_Work instructions_
Render the material again word for word, skipping the pictures in it.

_Data in this exercise_

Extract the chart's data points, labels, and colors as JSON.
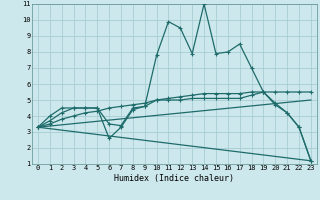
{
  "xlabel": "Humidex (Indice chaleur)",
  "bg_color": "#cde8ec",
  "grid_color": "#a8cdd4",
  "line_color": "#1e6b6b",
  "xlim": [
    -0.5,
    23.5
  ],
  "ylim": [
    1,
    11
  ],
  "xticks": [
    0,
    1,
    2,
    3,
    4,
    5,
    6,
    7,
    8,
    9,
    10,
    11,
    12,
    13,
    14,
    15,
    16,
    17,
    18,
    19,
    20,
    21,
    22,
    23
  ],
  "yticks": [
    1,
    2,
    3,
    4,
    5,
    6,
    7,
    8,
    9,
    10,
    11
  ],
  "lines": [
    {
      "x": [
        0,
        1,
        2,
        3,
        4,
        5,
        6,
        7,
        8,
        9,
        10,
        11,
        12,
        13,
        14,
        15,
        16,
        17,
        18,
        19,
        20,
        21,
        22,
        23
      ],
      "y": [
        3.3,
        4.0,
        4.5,
        4.5,
        4.5,
        4.5,
        2.6,
        3.3,
        4.4,
        4.6,
        7.8,
        9.9,
        9.5,
        7.9,
        11.0,
        7.9,
        8.0,
        8.5,
        7.0,
        5.5,
        4.7,
        4.2,
        3.3,
        1.2
      ],
      "marker": true
    },
    {
      "x": [
        0,
        1,
        2,
        3,
        4,
        5,
        6,
        7,
        8,
        9,
        10,
        11,
        12,
        13,
        14,
        15,
        16,
        17,
        18,
        19,
        20,
        21,
        22,
        23
      ],
      "y": [
        3.3,
        3.5,
        3.8,
        4.0,
        4.2,
        4.3,
        4.5,
        4.6,
        4.7,
        4.8,
        5.0,
        5.1,
        5.2,
        5.3,
        5.4,
        5.4,
        5.4,
        5.4,
        5.5,
        5.5,
        5.5,
        5.5,
        5.5,
        5.5
      ],
      "marker": true
    },
    {
      "x": [
        0,
        1,
        2,
        3,
        4,
        5,
        6,
        7,
        8,
        9,
        10,
        11,
        12,
        13,
        14,
        15,
        16,
        17,
        18,
        19,
        20,
        21,
        22,
        23
      ],
      "y": [
        3.3,
        3.7,
        4.2,
        4.5,
        4.5,
        4.5,
        3.5,
        3.4,
        4.5,
        4.6,
        5.0,
        5.0,
        5.0,
        5.1,
        5.1,
        5.1,
        5.1,
        5.1,
        5.3,
        5.5,
        4.8,
        4.2,
        3.3,
        1.2
      ],
      "marker": true
    },
    {
      "x": [
        0,
        23
      ],
      "y": [
        3.3,
        5.0
      ],
      "marker": false
    },
    {
      "x": [
        0,
        23
      ],
      "y": [
        3.3,
        1.2
      ],
      "marker": false
    }
  ]
}
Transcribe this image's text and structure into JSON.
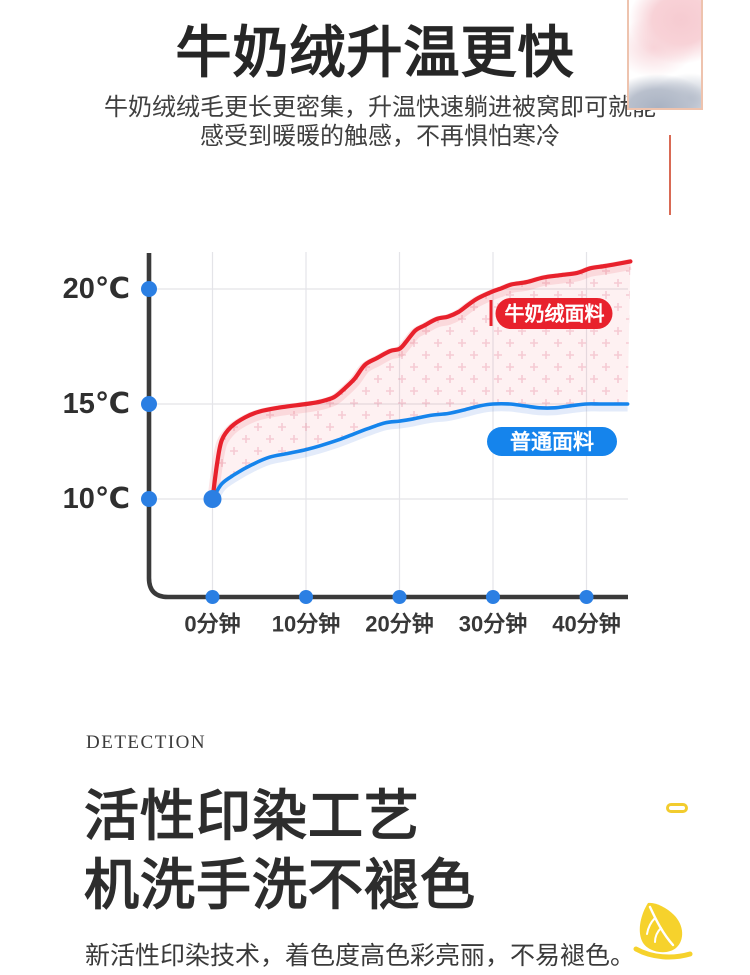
{
  "header": {
    "title": "牛奶绒升温更快",
    "subtitle_line1": "牛奶绒绒毛更长更密集，升温快速躺进被窝即可就能",
    "subtitle_line2": "感受到暖暖的触感，不再惧怕寒冷"
  },
  "chart_data": {
    "type": "line",
    "title": "",
    "x_axis": {
      "unit": "分钟",
      "ticks": [
        {
          "label": "0分钟",
          "minutes": 0
        },
        {
          "label": "10分钟",
          "minutes": 10
        },
        {
          "label": "20分钟",
          "minutes": 20
        },
        {
          "label": "30分钟",
          "minutes": 30
        },
        {
          "label": "40分钟",
          "minutes": 40
        }
      ]
    },
    "y_axis": {
      "unit": "℃",
      "ticks": [
        {
          "label": "20℃",
          "degrees": 20
        },
        {
          "label": "15℃",
          "degrees": 15
        },
        {
          "label": "10℃",
          "degrees": 10
        }
      ]
    },
    "grid": true,
    "legend_style": "inline-badges",
    "series": [
      {
        "name": "牛奶绒面料",
        "color": "#e8212c",
        "badge_text_color": "#ffffff",
        "points": [
          [
            0,
            10
          ],
          [
            0.5,
            11.9
          ],
          [
            1,
            13.1
          ],
          [
            2,
            13.8
          ],
          [
            3.5,
            14.3
          ],
          [
            5,
            14.6
          ],
          [
            7,
            14.8
          ],
          [
            10,
            15
          ],
          [
            11.5,
            15.1
          ],
          [
            13,
            15.3
          ],
          [
            14.2,
            15.7
          ],
          [
            15.2,
            16.1
          ],
          [
            16.3,
            16.7
          ],
          [
            17.6,
            17
          ],
          [
            19,
            17.3
          ],
          [
            20,
            17.4
          ],
          [
            20.7,
            17.7
          ],
          [
            21.7,
            18.2
          ],
          [
            22.6,
            18.4
          ],
          [
            24,
            18.7
          ],
          [
            25.2,
            18.8
          ],
          [
            26.3,
            19
          ],
          [
            27.3,
            19.3
          ],
          [
            28.4,
            19.6
          ],
          [
            30,
            19.9
          ],
          [
            30.7,
            20
          ],
          [
            32,
            20.2
          ],
          [
            33.6,
            20.3
          ],
          [
            35.4,
            20.5
          ],
          [
            37.2,
            20.6
          ],
          [
            39,
            20.7
          ],
          [
            40.4,
            20.9
          ],
          [
            42,
            21
          ],
          [
            43.4,
            21.1
          ],
          [
            44.7,
            21.2
          ]
        ]
      },
      {
        "name": "普通面料",
        "color": "#1584ec",
        "badge_text_color": "#ffffff",
        "points": [
          [
            0,
            10
          ],
          [
            1,
            10.8
          ],
          [
            2.4,
            11.3
          ],
          [
            4.2,
            11.8
          ],
          [
            6.1,
            12.2
          ],
          [
            8.1,
            12.4
          ],
          [
            10,
            12.6
          ],
          [
            11.5,
            12.8
          ],
          [
            13.4,
            13.1
          ],
          [
            15,
            13.4
          ],
          [
            16.6,
            13.7
          ],
          [
            18.4,
            14
          ],
          [
            20,
            14.1
          ],
          [
            21.3,
            14.2
          ],
          [
            23.3,
            14.4
          ],
          [
            25.2,
            14.5
          ],
          [
            27,
            14.7
          ],
          [
            28.6,
            14.9
          ],
          [
            30,
            15
          ],
          [
            31.8,
            15
          ],
          [
            33.4,
            14.9
          ],
          [
            35,
            14.8
          ],
          [
            36.6,
            14.8
          ],
          [
            38.2,
            14.9
          ],
          [
            40,
            15
          ],
          [
            41.4,
            15
          ],
          [
            43,
            15
          ],
          [
            44.4,
            15
          ]
        ]
      }
    ]
  },
  "detection": {
    "eyebrow": "DETECTION",
    "heading_line1": "活性印染工艺",
    "heading_line2": "机洗手洗不褪色",
    "body": "新活性印染技术，着色度高色彩亮丽，不易褪色。"
  },
  "colors": {
    "accent_line": "#d96a55",
    "frame_border": "#eec3ae",
    "watercolor_pink": "#f6cbd1",
    "watercolor_gray": "#a9b2c2",
    "leaf_yellow": "#f6d22c",
    "pill_outline_yellow": "#f2cc2e",
    "axis": "#3a3a3a",
    "grid": "#e4e4e8",
    "tick_dot": "#2b7fe3",
    "band_fill": "rgba(244,120,130,0.10)",
    "plus_pattern": "rgba(227,125,150,0.33)"
  }
}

_Exercise solution_
Extract the chart's data points, labels, and colors as JSON.
{
  "xlabel": "Humidex (Indice chaleur)",
  "bg_color": "#cde8ec",
  "grid_color": "#a8cdd4",
  "line_color": "#1e6b6b",
  "xlim": [
    -0.5,
    23.5
  ],
  "ylim": [
    1,
    11
  ],
  "xticks": [
    0,
    1,
    2,
    3,
    4,
    5,
    6,
    7,
    8,
    9,
    10,
    11,
    12,
    13,
    14,
    15,
    16,
    17,
    18,
    19,
    20,
    21,
    22,
    23
  ],
  "yticks": [
    1,
    2,
    3,
    4,
    5,
    6,
    7,
    8,
    9,
    10,
    11
  ],
  "lines": [
    {
      "x": [
        0,
        1,
        2,
        3,
        4,
        5,
        6,
        7,
        8,
        9,
        10,
        11,
        12,
        13,
        14,
        15,
        16,
        17,
        18,
        19,
        20,
        21,
        22,
        23
      ],
      "y": [
        3.3,
        4.0,
        4.5,
        4.5,
        4.5,
        4.5,
        2.6,
        3.3,
        4.4,
        4.6,
        7.8,
        9.9,
        9.5,
        7.9,
        11.0,
        7.9,
        8.0,
        8.5,
        7.0,
        5.5,
        4.7,
        4.2,
        3.3,
        1.2
      ],
      "marker": true
    },
    {
      "x": [
        0,
        1,
        2,
        3,
        4,
        5,
        6,
        7,
        8,
        9,
        10,
        11,
        12,
        13,
        14,
        15,
        16,
        17,
        18,
        19,
        20,
        21,
        22,
        23
      ],
      "y": [
        3.3,
        3.5,
        3.8,
        4.0,
        4.2,
        4.3,
        4.5,
        4.6,
        4.7,
        4.8,
        5.0,
        5.1,
        5.2,
        5.3,
        5.4,
        5.4,
        5.4,
        5.4,
        5.5,
        5.5,
        5.5,
        5.5,
        5.5,
        5.5
      ],
      "marker": true
    },
    {
      "x": [
        0,
        1,
        2,
        3,
        4,
        5,
        6,
        7,
        8,
        9,
        10,
        11,
        12,
        13,
        14,
        15,
        16,
        17,
        18,
        19,
        20,
        21,
        22,
        23
      ],
      "y": [
        3.3,
        3.7,
        4.2,
        4.5,
        4.5,
        4.5,
        3.5,
        3.4,
        4.5,
        4.6,
        5.0,
        5.0,
        5.0,
        5.1,
        5.1,
        5.1,
        5.1,
        5.1,
        5.3,
        5.5,
        4.8,
        4.2,
        3.3,
        1.2
      ],
      "marker": true
    },
    {
      "x": [
        0,
        23
      ],
      "y": [
        3.3,
        5.0
      ],
      "marker": false
    },
    {
      "x": [
        0,
        23
      ],
      "y": [
        3.3,
        1.2
      ],
      "marker": false
    }
  ]
}
Transcribe this image's text and structure into JSON.
{
  "header": {
    "title": "牛奶绒升温更快",
    "subtitle_line1": "牛奶绒绒毛更长更密集，升温快速躺进被窝即可就能",
    "subtitle_line2": "感受到暖暖的触感，不再惧怕寒冷"
  },
  "chart_data": {
    "type": "line",
    "title": "",
    "x_axis": {
      "unit": "分钟",
      "ticks": [
        {
          "label": "0分钟",
          "minutes": 0
        },
        {
          "label": "10分钟",
          "minutes": 10
        },
        {
          "label": "20分钟",
          "minutes": 20
        },
        {
          "label": "30分钟",
          "minutes": 30
        },
        {
          "label": "40分钟",
          "minutes": 40
        }
      ]
    },
    "y_axis": {
      "unit": "℃",
      "ticks": [
        {
          "label": "20℃",
          "degrees": 20
        },
        {
          "label": "15℃",
          "degrees": 15
        },
        {
          "label": "10℃",
          "degrees": 10
        }
      ]
    },
    "grid": true,
    "legend_style": "inline-badges",
    "series": [
      {
        "name": "牛奶绒面料",
        "color": "#e8212c",
        "badge_text_color": "#ffffff",
        "points": [
          [
            0,
            10
          ],
          [
            0.5,
            11.9
          ],
          [
            1,
            13.1
          ],
          [
            2,
            13.8
          ],
          [
            3.5,
            14.3
          ],
          [
            5,
            14.6
          ],
          [
            7,
            14.8
          ],
          [
            10,
            15
          ],
          [
            11.5,
            15.1
          ],
          [
            13,
            15.3
          ],
          [
            14.2,
            15.7
          ],
          [
            15.2,
            16.1
          ],
          [
            16.3,
            16.7
          ],
          [
            17.6,
            17
          ],
          [
            19,
            17.3
          ],
          [
            20,
            17.4
          ],
          [
            20.7,
            17.7
          ],
          [
            21.7,
            18.2
          ],
          [
            22.6,
            18.4
          ],
          [
            24,
            18.7
          ],
          [
            25.2,
            18.8
          ],
          [
            26.3,
            19
          ],
          [
            27.3,
            19.3
          ],
          [
            28.4,
            19.6
          ],
          [
            30,
            19.9
          ],
          [
            30.7,
            20
          ],
          [
            32,
            20.2
          ],
          [
            33.6,
            20.3
          ],
          [
            35.4,
            20.5
          ],
          [
            37.2,
            20.6
          ],
          [
            39,
            20.7
          ],
          [
            40.4,
            20.9
          ],
          [
            42,
            21
          ],
          [
            43.4,
            21.1
          ],
          [
            44.7,
            21.2
          ]
        ]
      },
      {
        "name": "普通面料",
        "color": "#1584ec",
        "badge_text_color": "#ffffff",
        "points": [
          [
            0,
            10
          ],
          [
            1,
            10.8
          ],
          [
            2.4,
            11.3
          ],
          [
            4.2,
            11.8
          ],
          [
            6.1,
            12.2
          ],
          [
            8.1,
            12.4
          ],
          [
            10,
            12.6
          ],
          [
            11.5,
            12.8
          ],
          [
            13.4,
            13.1
          ],
          [
            15,
            13.4
          ],
          [
            16.6,
            13.7
          ],
          [
            18.4,
            14
          ],
          [
            20,
            14.1
          ],
          [
            21.3,
            14.2
          ],
          [
            23.3,
            14.4
          ],
          [
            25.2,
            14.5
          ],
          [
            27,
            14.7
          ],
          [
            28.6,
            14.9
          ],
          [
            30,
            15
          ],
          [
            31.8,
            15
          ],
          [
            33.4,
            14.9
          ],
          [
            35,
            14.8
          ],
          [
            36.6,
            14.8
          ],
          [
            38.2,
            14.9
          ],
          [
            40,
            15
          ],
          [
            41.4,
            15
          ],
          [
            43,
            15
          ],
          [
            44.4,
            15
          ]
        ]
      }
    ]
  },
  "detection": {
    "eyebrow": "DETECTION",
    "heading_line1": "活性印染工艺",
    "heading_line2": "机洗手洗不褪色",
    "body": "新活性印染技术，着色度高色彩亮丽，不易褪色。"
  },
  "colors": {
    "accent_line": "#d96a55",
    "frame_border": "#eec3ae",
    "watercolor_pink": "#f6cbd1",
    "watercolor_gray": "#a9b2c2",
    "leaf_yellow": "#f6d22c",
    "pill_outline_yellow": "#f2cc2e",
    "axis": "#3a3a3a",
    "grid": "#e4e4e8",
    "tick_dot": "#2b7fe3",
    "band_fill": "rgba(244,120,130,0.10)",
    "plus_pattern": "rgba(227,125,150,0.33)"
  }
}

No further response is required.